Stated exercise
Every line of the material is to be repeated exactly as it stands.

Given data
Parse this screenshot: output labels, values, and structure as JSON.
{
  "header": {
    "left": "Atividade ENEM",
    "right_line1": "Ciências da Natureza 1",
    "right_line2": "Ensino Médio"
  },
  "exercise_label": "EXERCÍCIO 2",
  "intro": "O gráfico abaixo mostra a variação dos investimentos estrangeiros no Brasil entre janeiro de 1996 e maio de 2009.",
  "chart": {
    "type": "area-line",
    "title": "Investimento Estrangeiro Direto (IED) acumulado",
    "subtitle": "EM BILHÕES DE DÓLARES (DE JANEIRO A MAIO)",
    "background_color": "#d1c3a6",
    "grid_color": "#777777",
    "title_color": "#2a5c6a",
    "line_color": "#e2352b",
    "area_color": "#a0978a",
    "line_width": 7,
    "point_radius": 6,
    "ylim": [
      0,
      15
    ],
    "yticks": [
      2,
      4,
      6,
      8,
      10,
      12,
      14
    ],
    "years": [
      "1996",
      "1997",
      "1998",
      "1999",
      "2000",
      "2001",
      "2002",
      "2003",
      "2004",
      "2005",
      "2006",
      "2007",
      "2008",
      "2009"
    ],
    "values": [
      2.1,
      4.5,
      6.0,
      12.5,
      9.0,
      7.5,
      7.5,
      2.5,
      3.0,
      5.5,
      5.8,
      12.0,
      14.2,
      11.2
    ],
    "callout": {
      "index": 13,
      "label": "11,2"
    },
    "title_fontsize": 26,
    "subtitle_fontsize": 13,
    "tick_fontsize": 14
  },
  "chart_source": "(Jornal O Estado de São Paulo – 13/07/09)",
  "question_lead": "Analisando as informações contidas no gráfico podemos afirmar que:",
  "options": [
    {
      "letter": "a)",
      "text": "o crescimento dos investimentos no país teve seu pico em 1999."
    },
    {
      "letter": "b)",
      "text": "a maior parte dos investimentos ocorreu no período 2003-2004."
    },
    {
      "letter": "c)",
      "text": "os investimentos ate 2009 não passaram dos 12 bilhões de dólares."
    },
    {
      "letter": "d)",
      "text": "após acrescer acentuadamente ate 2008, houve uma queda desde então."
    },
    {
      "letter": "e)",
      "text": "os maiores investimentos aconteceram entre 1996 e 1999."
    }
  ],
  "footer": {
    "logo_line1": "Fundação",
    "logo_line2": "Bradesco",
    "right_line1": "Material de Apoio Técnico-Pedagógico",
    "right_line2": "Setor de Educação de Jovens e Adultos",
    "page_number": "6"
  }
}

Solution
Parse this screenshot: output labels, values, and structure as JSON.
{
  "header": {
    "left": "Atividade ENEM",
    "right_line1": "Ciências da Natureza 1",
    "right_line2": "Ensino Médio"
  },
  "exercise_label": "EXERCÍCIO 2",
  "intro": "O gráfico abaixo mostra a variação dos investimentos estrangeiros no Brasil entre janeiro de 1996 e maio de 2009.",
  "chart": {
    "type": "area-line",
    "title": "Investimento Estrangeiro Direto (IED) acumulado",
    "subtitle": "EM BILHÕES DE DÓLARES (DE JANEIRO A MAIO)",
    "background_color": "#d1c3a6",
    "grid_color": "#777777",
    "title_color": "#2a5c6a",
    "line_color": "#e2352b",
    "area_color": "#a0978a",
    "line_width": 7,
    "point_radius": 6,
    "ylim": [
      0,
      15
    ],
    "yticks": [
      2,
      4,
      6,
      8,
      10,
      12,
      14
    ],
    "years": [
      "1996",
      "1997",
      "1998",
      "1999",
      "2000",
      "2001",
      "2002",
      "2003",
      "2004",
      "2005",
      "2006",
      "2007",
      "2008",
      "2009"
    ],
    "values": [
      2.1,
      4.5,
      6.0,
      12.5,
      9.0,
      7.5,
      7.5,
      2.5,
      3.0,
      5.5,
      5.8,
      12.0,
      14.2,
      11.2
    ],
    "callout": {
      "index": 13,
      "label": "11,2"
    },
    "title_fontsize": 26,
    "subtitle_fontsize": 13,
    "tick_fontsize": 14
  },
  "chart_source": "(Jornal O Estado de São Paulo – 13/07/09)",
  "question_lead": "Analisando as informações contidas no gráfico podemos afirmar que:",
  "options": [
    {
      "letter": "a)",
      "text": "o crescimento dos investimentos no país teve seu pico em 1999."
    },
    {
      "letter": "b)",
      "text": "a maior parte dos investimentos ocorreu no período 2003-2004."
    },
    {
      "letter": "c)",
      "text": "os investimentos ate 2009 não passaram dos 12 bilhões de dólares."
    },
    {
      "letter": "d)",
      "text": "após acrescer acentuadamente ate 2008, houve uma queda desde então."
    },
    {
      "letter": "e)",
      "text": "os maiores investimentos aconteceram entre 1996 e 1999."
    }
  ],
  "footer": {
    "logo_line1": "Fundação",
    "logo_line2": "Bradesco",
    "right_line1": "Material de Apoio Técnico-Pedagógico",
    "right_line2": "Setor de Educação de Jovens e Adultos",
    "page_number": "6"
  }
}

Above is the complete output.